» The exercise: Output the material below in full, exactly as it is.

━━━ Supplied material ━━━

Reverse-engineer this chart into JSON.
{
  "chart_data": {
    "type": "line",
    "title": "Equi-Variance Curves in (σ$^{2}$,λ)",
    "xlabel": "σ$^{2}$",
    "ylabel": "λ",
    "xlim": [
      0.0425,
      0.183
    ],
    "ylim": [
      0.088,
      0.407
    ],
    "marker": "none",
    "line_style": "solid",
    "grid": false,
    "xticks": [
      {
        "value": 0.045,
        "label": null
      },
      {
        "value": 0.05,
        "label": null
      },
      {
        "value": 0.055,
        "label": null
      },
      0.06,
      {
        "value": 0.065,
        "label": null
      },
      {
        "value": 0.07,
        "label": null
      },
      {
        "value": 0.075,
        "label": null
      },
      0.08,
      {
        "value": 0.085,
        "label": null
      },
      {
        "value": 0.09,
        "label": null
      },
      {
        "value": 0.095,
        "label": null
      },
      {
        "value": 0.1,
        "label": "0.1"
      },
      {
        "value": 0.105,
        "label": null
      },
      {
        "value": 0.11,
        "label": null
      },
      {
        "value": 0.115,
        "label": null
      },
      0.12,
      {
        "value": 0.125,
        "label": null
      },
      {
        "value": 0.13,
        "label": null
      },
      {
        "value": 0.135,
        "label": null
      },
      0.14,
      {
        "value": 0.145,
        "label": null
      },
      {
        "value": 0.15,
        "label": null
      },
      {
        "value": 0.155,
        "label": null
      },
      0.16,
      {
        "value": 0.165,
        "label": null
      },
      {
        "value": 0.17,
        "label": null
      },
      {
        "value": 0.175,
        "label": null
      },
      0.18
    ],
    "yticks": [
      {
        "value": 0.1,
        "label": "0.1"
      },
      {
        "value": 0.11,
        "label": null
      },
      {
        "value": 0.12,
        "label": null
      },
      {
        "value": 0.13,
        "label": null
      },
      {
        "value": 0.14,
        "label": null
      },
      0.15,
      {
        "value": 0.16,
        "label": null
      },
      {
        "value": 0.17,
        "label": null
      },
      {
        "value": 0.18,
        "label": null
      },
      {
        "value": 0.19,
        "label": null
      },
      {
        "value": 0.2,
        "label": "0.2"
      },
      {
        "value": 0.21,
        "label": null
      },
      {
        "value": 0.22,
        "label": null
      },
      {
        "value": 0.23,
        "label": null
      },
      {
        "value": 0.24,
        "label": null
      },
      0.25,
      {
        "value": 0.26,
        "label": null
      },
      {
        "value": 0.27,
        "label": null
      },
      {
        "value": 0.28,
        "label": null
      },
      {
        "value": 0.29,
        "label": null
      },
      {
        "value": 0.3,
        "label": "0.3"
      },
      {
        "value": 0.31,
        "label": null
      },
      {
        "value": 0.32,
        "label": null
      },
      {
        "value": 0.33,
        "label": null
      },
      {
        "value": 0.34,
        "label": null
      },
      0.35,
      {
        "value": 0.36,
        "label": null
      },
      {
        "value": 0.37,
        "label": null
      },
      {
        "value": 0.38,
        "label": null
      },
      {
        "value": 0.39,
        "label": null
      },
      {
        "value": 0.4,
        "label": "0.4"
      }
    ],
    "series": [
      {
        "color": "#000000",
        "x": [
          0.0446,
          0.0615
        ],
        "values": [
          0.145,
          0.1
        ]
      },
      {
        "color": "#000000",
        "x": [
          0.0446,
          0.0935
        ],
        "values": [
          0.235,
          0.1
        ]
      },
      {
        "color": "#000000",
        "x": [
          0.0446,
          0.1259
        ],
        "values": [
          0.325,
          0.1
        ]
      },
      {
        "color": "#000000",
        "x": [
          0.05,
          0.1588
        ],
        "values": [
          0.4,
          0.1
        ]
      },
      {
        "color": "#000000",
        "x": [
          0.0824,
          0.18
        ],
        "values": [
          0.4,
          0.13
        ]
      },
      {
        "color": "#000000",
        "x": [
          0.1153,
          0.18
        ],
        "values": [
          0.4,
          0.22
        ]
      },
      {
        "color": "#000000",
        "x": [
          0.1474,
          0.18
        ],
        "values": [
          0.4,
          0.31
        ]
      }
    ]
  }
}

━━━

» Solution for this exercise:
Reverse-engineer this chart into JSON.
{
  "chart_data": {
    "type": "line",
    "title": "Equi-Variance Curves in (σ$^{2}$,λ)",
    "xlabel": "σ$^{2}$",
    "ylabel": "λ",
    "xlim": [
      0.0425,
      0.183
    ],
    "ylim": [
      0.088,
      0.407
    ],
    "marker": "none",
    "line_style": "solid",
    "grid": false,
    "xticks": [
      {
        "value": 0.045,
        "label": null
      },
      {
        "value": 0.05,
        "label": null
      },
      {
        "value": 0.055,
        "label": null
      },
      0.06,
      {
        "value": 0.065,
        "label": null
      },
      {
        "value": 0.07,
        "label": null
      },
      {
        "value": 0.075,
        "label": null
      },
      0.08,
      {
        "value": 0.085,
        "label": null
      },
      {
        "value": 0.09,
        "label": null
      },
      {
        "value": 0.095,
        "label": null
      },
      {
        "value": 0.1,
        "label": "0.1"
      },
      {
        "value": 0.105,
        "label": null
      },
      {
        "value": 0.11,
        "label": null
      },
      {
        "value": 0.115,
        "label": null
      },
      0.12,
      {
        "value": 0.125,
        "label": null
      },
      {
        "value": 0.13,
        "label": null
      },
      {
        "value": 0.135,
        "label": null
      },
      0.14,
      {
        "value": 0.145,
        "label": null
      },
      {
        "value": 0.15,
        "label": null
      },
      {
        "value": 0.155,
        "label": null
      },
      0.16,
      {
        "value": 0.165,
        "label": null
      },
      {
        "value": 0.17,
        "label": null
      },
      {
        "value": 0.175,
        "label": null
      },
      0.18
    ],
    "yticks": [
      {
        "value": 0.1,
        "label": "0.1"
      },
      {
        "value": 0.11,
        "label": null
      },
      {
        "value": 0.12,
        "label": null
      },
      {
        "value": 0.13,
        "label": null
      },
      {
        "value": 0.14,
        "label": null
      },
      0.15,
      {
        "value": 0.16,
        "label": null
      },
      {
        "value": 0.17,
        "label": null
      },
      {
        "value": 0.18,
        "label": null
      },
      {
        "value": 0.19,
        "label": null
      },
      {
        "value": 0.2,
        "label": "0.2"
      },
      {
        "value": 0.21,
        "label": null
      },
      {
        "value": 0.22,
        "label": null
      },
      {
        "value": 0.23,
        "label": null
      },
      {
        "value": 0.24,
        "label": null
      },
      0.25,
      {
        "value": 0.26,
        "label": null
      },
      {
        "value": 0.27,
        "label": null
      },
      {
        "value": 0.28,
        "label": null
      },
      {
        "value": 0.29,
        "label": null
      },
      {
        "value": 0.3,
        "label": "0.3"
      },
      {
        "value": 0.31,
        "label": null
      },
      {
        "value": 0.32,
        "label": null
      },
      {
        "value": 0.33,
        "label": null
      },
      {
        "value": 0.34,
        "label": null
      },
      0.35,
      {
        "value": 0.36,
        "label": null
      },
      {
        "value": 0.37,
        "label": null
      },
      {
        "value": 0.38,
        "label": null
      },
      {
        "value": 0.39,
        "label": null
      },
      {
        "value": 0.4,
        "label": "0.4"
      }
    ],
    "series": [
      {
        "color": "#000000",
        "x": [
          0.0446,
          0.0615
        ],
        "values": [
          0.145,
          0.1
        ]
      },
      {
        "color": "#000000",
        "x": [
          0.0446,
          0.0935
        ],
        "values": [
          0.235,
          0.1
        ]
      },
      {
        "color": "#000000",
        "x": [
          0.0446,
          0.1259
        ],
        "values": [
          0.325,
          0.1
        ]
      },
      {
        "color": "#000000",
        "x": [
          0.05,
          0.1588
        ],
        "values": [
          0.4,
          0.1
        ]
      },
      {
        "color": "#000000",
        "x": [
          0.0824,
          0.18
        ],
        "values": [
          0.4,
          0.13
        ]
      },
      {
        "color": "#000000",
        "x": [
          0.1153,
          0.18
        ],
        "values": [
          0.4,
          0.22
        ]
      },
      {
        "color": "#000000",
        "x": [
          0.1474,
          0.18
        ],
        "values": [
          0.4,
          0.31
        ]
      }
    ]
  }
}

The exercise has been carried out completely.